The problem - With the images removed, repeat the data below exactly.

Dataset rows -

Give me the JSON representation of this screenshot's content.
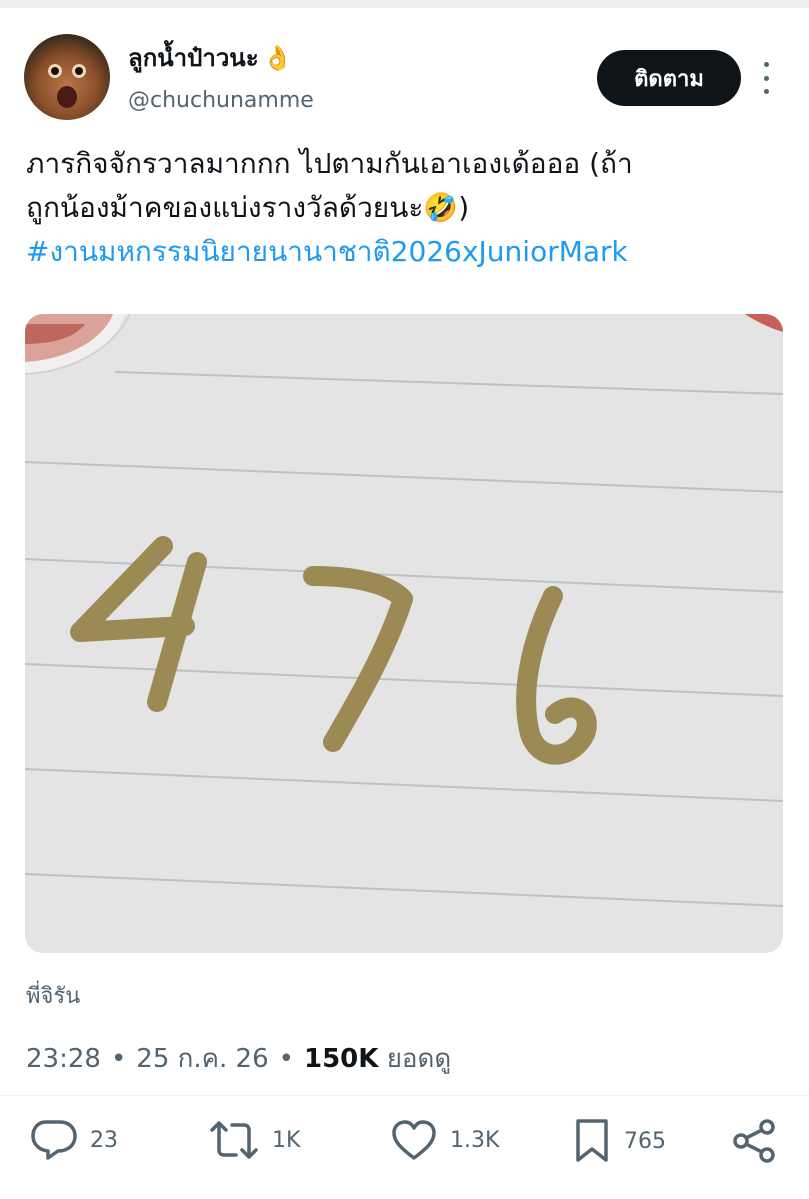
{
  "author": {
    "display_name": "ลูกน้ำป๋าวนะ",
    "name_emoji": "👌",
    "handle": "@chuchunamme",
    "avatar_icon": "dog-avatar"
  },
  "follow_label": "ติดตาม",
  "tweet": {
    "line1": "ภารกิจจักรวาลมากกก ไปตามกันเอาเองเด้อออ (ถ้า",
    "line2": "ถูกน้องม้าคของแบ่งรางวัลด้วยนะ🤣)",
    "hashtag": "#งานมหกรรมนิยายนานาชาติ2026xJuniorMark"
  },
  "media": {
    "digits": [
      "4",
      "7",
      "6"
    ],
    "ink_color": "#9c8a55",
    "paper_color": "#e3e4e3",
    "line_color": "#b7c0c6"
  },
  "picture_credit": "พี่จิรัน",
  "meta": {
    "time": "23:28",
    "sep1": "•",
    "date": "25 ก.ค. 26",
    "sep2": "•",
    "views": "150K",
    "views_label": "ยอดดู"
  },
  "actions": {
    "replies": "23",
    "reposts": "1K",
    "likes": "1.3K",
    "bookmarks": "765"
  },
  "colors": {
    "accent": "#1d9bf0",
    "text": "#0f1419",
    "secondary": "#536471"
  }
}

Correct response -
Give me the JSON representation of this screenshot's content.
{
  "author": {
    "display_name": "ลูกน้ำป๋าวนะ",
    "name_emoji": "👌",
    "handle": "@chuchunamme",
    "avatar_icon": "dog-avatar"
  },
  "follow_label": "ติดตาม",
  "tweet": {
    "line1": "ภารกิจจักรวาลมากกก ไปตามกันเอาเองเด้อออ (ถ้า",
    "line2": "ถูกน้องม้าคของแบ่งรางวัลด้วยนะ🤣)",
    "hashtag": "#งานมหกรรมนิยายนานาชาติ2026xJuniorMark"
  },
  "media": {
    "digits": [
      "4",
      "7",
      "6"
    ],
    "ink_color": "#9c8a55",
    "paper_color": "#e3e4e3",
    "line_color": "#b7c0c6"
  },
  "picture_credit": "พี่จิรัน",
  "meta": {
    "time": "23:28",
    "sep1": "•",
    "date": "25 ก.ค. 26",
    "sep2": "•",
    "views": "150K",
    "views_label": "ยอดดู"
  },
  "actions": {
    "replies": "23",
    "reposts": "1K",
    "likes": "1.3K",
    "bookmarks": "765"
  },
  "colors": {
    "accent": "#1d9bf0",
    "text": "#0f1419",
    "secondary": "#536471"
  }
}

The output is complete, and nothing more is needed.